● **Stated problem**
Identify each line containing the word "الصحابة" and copy it.
--- START OF Data lines ---
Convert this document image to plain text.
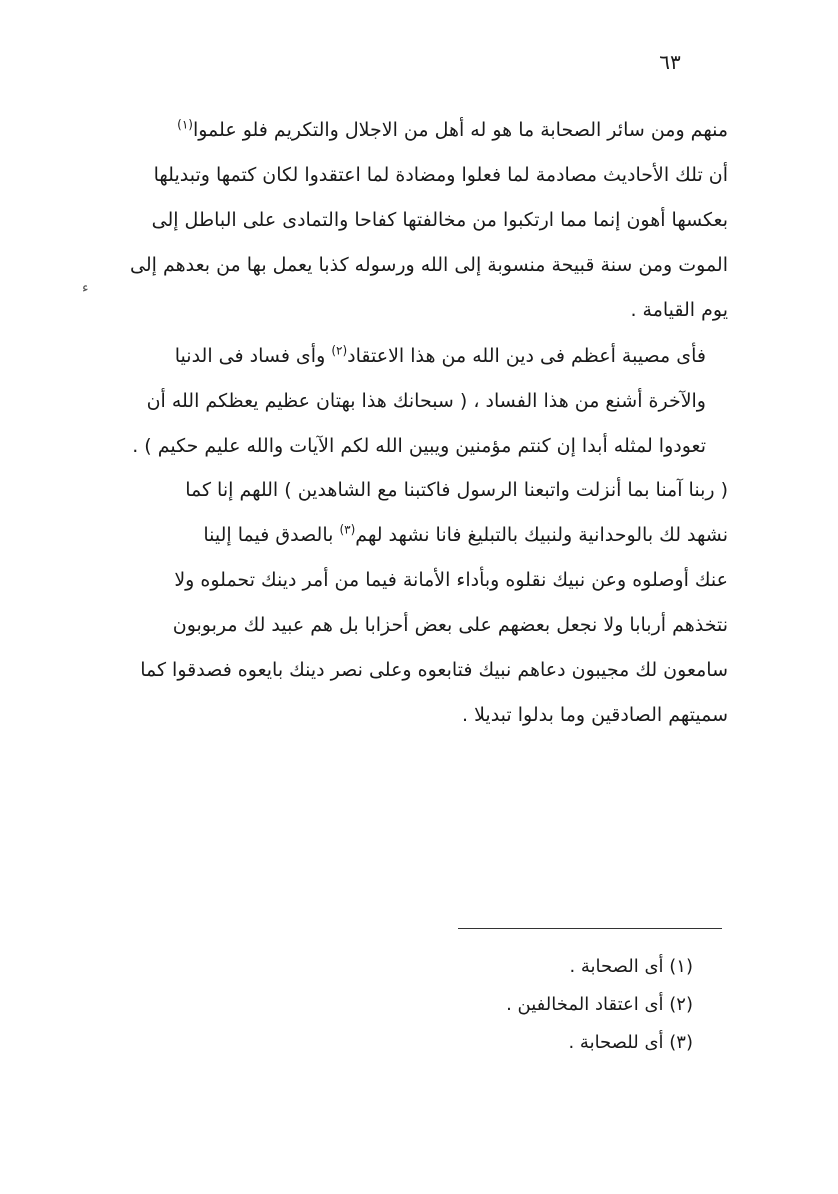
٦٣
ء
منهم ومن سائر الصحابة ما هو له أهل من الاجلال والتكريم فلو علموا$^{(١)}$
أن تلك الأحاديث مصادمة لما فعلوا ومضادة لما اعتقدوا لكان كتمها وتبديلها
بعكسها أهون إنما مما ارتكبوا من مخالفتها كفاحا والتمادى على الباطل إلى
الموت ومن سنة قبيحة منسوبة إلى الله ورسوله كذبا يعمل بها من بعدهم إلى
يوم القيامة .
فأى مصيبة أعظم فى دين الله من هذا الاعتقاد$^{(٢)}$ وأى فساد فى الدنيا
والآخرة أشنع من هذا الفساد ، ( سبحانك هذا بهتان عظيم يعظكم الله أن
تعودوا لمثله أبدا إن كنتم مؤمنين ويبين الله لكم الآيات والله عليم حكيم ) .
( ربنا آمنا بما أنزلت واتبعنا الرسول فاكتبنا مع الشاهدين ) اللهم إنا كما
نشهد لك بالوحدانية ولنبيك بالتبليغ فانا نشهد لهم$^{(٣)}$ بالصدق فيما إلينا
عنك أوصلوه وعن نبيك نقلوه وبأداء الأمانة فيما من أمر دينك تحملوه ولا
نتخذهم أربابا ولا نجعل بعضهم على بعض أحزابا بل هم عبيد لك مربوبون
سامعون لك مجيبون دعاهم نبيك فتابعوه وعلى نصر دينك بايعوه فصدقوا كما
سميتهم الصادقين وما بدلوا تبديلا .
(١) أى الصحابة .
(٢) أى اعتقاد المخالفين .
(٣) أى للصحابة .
--- END OF Data lines ---
● **Solution**
منهم ومن سائر الصحابة ما هو له أهل من الاجلال والتكريم فلو علموا$^{(١)}$
(١) أى الصحابة .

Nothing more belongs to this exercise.